* [Given problem]: Give only the number of lines in the data that contain the word "portátil".

* [Entries supplied]:
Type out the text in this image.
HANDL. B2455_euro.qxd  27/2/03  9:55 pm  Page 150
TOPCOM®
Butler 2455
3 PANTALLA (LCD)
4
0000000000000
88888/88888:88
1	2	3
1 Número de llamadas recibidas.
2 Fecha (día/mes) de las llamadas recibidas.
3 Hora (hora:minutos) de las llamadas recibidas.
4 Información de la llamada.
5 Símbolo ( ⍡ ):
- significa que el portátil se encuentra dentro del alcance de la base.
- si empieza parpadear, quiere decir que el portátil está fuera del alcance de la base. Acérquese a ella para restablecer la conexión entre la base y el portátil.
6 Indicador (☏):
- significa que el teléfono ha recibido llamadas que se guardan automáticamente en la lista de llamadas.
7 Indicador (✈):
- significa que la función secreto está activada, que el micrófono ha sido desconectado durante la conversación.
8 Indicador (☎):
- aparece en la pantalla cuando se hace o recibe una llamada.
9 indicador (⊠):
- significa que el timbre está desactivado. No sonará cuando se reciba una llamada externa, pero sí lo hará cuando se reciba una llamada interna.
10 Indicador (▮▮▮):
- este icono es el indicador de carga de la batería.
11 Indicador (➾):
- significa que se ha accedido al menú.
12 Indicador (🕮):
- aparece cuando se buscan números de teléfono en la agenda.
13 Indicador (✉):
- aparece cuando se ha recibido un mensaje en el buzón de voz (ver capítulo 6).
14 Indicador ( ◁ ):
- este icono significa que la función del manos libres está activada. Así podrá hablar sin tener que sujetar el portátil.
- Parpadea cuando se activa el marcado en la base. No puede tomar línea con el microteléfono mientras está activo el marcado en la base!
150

* [In response]: 3